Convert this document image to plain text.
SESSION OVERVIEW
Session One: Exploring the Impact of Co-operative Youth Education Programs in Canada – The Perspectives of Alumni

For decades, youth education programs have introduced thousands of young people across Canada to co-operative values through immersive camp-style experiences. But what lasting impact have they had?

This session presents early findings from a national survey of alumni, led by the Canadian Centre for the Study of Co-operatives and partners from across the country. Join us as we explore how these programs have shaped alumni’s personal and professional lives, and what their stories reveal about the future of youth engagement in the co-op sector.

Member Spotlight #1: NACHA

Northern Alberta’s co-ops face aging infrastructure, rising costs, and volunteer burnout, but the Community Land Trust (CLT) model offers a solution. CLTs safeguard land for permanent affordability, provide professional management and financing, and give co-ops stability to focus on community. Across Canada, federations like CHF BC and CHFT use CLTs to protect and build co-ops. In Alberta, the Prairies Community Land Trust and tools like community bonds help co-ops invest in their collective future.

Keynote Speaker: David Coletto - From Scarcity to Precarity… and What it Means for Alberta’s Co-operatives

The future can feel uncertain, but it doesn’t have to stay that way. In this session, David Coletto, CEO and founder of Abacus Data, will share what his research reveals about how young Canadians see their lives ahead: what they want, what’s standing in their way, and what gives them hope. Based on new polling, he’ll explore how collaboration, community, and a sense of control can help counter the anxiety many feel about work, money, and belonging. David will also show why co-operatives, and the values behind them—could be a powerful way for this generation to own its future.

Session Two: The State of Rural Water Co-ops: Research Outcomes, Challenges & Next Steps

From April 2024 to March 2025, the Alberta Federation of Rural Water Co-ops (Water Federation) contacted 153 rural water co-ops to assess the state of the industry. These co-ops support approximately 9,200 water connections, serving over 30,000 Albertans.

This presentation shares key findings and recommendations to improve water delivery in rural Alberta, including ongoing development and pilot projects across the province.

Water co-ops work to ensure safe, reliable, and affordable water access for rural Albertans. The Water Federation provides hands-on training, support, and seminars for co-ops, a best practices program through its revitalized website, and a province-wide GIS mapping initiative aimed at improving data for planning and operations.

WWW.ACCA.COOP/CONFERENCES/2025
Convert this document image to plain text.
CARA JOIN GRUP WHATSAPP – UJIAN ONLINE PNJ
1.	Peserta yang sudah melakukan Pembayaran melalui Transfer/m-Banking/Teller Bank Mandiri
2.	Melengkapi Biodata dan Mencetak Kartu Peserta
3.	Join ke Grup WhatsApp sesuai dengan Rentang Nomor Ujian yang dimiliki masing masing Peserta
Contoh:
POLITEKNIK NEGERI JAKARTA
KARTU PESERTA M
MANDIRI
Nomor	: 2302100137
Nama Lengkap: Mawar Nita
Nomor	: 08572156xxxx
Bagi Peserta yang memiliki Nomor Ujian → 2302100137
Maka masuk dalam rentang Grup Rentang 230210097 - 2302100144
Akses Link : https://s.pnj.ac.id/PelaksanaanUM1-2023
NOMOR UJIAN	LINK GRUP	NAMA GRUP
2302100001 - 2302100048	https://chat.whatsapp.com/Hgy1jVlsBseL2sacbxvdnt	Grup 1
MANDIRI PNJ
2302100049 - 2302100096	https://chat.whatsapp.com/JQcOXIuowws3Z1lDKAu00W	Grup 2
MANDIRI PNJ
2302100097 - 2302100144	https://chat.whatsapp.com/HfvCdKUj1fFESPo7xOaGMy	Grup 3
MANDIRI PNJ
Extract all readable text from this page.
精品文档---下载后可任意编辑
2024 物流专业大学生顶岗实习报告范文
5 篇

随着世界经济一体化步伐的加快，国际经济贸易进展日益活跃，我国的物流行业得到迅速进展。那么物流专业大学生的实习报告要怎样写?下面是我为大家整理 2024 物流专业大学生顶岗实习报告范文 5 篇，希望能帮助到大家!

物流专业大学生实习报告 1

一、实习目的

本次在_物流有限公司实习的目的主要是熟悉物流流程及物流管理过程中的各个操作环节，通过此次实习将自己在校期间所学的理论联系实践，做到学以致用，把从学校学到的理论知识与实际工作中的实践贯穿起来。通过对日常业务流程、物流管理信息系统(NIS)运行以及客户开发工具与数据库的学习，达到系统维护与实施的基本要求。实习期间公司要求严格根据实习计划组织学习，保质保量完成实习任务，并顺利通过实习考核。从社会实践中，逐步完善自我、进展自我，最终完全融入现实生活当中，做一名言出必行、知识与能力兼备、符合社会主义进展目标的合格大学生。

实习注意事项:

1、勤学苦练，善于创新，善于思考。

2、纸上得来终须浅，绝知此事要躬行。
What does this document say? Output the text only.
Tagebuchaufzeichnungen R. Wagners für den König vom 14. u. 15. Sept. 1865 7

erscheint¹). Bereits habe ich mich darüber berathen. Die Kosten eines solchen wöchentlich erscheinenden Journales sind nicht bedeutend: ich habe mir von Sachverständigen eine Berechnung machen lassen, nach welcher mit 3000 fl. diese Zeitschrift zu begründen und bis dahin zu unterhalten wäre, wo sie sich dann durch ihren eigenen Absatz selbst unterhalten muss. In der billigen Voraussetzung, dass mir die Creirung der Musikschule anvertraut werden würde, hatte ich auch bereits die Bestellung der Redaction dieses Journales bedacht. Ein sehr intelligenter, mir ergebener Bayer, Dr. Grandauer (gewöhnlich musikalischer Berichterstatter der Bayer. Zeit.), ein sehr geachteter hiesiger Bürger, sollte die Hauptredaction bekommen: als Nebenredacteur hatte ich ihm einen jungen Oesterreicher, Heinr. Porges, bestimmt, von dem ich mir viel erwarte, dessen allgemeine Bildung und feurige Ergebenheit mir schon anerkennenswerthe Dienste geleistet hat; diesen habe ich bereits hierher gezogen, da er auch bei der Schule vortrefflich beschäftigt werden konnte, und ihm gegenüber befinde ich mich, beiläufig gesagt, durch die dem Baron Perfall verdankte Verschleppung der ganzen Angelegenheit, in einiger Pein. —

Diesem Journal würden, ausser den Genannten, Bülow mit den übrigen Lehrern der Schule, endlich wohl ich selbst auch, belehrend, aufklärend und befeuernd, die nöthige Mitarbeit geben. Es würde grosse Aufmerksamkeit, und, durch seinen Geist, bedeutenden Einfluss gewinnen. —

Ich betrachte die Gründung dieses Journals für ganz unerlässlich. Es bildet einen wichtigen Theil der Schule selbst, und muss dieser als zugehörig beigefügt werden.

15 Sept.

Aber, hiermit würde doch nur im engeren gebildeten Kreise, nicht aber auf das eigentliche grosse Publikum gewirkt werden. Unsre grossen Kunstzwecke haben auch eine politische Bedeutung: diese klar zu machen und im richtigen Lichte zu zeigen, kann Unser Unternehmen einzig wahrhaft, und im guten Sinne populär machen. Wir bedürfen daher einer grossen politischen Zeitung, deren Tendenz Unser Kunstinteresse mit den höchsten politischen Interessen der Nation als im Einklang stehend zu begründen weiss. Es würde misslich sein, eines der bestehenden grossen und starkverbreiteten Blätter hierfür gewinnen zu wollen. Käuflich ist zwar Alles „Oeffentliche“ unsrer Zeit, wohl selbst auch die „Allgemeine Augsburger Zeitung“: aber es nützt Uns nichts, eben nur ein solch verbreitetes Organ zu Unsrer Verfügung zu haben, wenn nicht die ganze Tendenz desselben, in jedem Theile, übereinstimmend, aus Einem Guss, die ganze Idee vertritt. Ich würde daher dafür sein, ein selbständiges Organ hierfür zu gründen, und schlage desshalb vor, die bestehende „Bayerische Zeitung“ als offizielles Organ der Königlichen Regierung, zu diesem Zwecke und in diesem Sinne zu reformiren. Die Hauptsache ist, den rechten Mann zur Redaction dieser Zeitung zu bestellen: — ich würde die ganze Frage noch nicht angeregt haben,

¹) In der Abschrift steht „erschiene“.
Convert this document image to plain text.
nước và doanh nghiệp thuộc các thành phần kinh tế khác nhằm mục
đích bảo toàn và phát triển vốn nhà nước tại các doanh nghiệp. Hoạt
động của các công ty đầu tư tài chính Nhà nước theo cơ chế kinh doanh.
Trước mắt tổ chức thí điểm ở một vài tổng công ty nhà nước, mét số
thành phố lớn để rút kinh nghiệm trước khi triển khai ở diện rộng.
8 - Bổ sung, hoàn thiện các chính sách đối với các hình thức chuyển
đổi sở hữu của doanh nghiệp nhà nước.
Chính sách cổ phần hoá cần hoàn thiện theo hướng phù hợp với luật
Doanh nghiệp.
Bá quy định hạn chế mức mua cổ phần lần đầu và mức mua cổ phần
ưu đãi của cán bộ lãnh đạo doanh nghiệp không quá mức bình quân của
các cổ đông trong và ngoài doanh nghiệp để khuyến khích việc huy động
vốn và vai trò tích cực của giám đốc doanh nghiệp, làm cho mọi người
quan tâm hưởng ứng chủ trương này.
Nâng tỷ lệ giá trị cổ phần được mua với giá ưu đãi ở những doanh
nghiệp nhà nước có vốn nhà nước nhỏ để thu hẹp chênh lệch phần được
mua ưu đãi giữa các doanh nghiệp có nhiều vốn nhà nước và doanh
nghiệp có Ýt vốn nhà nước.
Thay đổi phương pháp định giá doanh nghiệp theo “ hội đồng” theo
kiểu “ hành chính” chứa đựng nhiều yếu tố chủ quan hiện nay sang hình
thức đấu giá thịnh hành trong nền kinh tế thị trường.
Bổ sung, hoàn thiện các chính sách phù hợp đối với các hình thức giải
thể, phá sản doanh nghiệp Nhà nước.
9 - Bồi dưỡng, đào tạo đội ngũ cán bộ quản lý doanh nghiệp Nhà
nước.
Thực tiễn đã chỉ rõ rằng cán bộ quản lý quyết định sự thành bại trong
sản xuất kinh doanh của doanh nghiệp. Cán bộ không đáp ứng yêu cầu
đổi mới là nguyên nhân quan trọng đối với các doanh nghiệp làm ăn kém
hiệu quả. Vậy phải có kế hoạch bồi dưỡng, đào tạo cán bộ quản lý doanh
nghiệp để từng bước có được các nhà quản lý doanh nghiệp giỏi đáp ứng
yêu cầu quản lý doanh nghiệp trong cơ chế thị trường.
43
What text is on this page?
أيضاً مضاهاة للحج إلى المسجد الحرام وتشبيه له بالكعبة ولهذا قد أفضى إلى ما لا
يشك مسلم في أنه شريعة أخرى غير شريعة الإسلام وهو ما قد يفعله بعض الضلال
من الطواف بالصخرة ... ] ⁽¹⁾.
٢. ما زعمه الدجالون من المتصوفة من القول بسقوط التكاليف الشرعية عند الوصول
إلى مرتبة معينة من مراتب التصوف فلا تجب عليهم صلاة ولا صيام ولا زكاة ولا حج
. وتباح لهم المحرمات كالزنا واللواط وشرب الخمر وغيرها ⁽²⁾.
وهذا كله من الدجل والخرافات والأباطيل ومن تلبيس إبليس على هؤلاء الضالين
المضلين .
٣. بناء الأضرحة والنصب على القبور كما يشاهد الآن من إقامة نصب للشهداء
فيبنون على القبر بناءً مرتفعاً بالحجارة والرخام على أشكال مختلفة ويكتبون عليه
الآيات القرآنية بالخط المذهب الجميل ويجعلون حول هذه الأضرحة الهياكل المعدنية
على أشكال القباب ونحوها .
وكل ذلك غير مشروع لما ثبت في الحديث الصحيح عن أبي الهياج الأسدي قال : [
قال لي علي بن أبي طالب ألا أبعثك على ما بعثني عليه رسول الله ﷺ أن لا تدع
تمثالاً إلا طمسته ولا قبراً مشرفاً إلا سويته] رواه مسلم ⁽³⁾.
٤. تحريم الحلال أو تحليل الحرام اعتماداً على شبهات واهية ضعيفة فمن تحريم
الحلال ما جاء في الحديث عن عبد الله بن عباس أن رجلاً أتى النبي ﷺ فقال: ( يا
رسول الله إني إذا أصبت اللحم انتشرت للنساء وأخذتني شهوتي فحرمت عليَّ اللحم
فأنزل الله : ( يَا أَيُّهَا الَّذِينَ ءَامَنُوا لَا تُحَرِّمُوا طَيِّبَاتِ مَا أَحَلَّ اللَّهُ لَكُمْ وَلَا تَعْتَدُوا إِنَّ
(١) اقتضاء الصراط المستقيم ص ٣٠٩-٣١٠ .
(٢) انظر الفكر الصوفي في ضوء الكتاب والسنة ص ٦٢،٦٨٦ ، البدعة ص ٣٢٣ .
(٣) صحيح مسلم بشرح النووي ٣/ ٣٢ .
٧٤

#####

__Task goal__
Gather all lines from the records above in which "theo" appears.

__Output__
động của các công ty đầu tư tài chính Nhà nước theo cơ chế kinh doanh.
Chính sách cổ phần hoá cần hoàn thiện theo hướng phù hợp với luật
Thay đổi phương pháp định giá doanh nghiệp theo “ hội đồng” theo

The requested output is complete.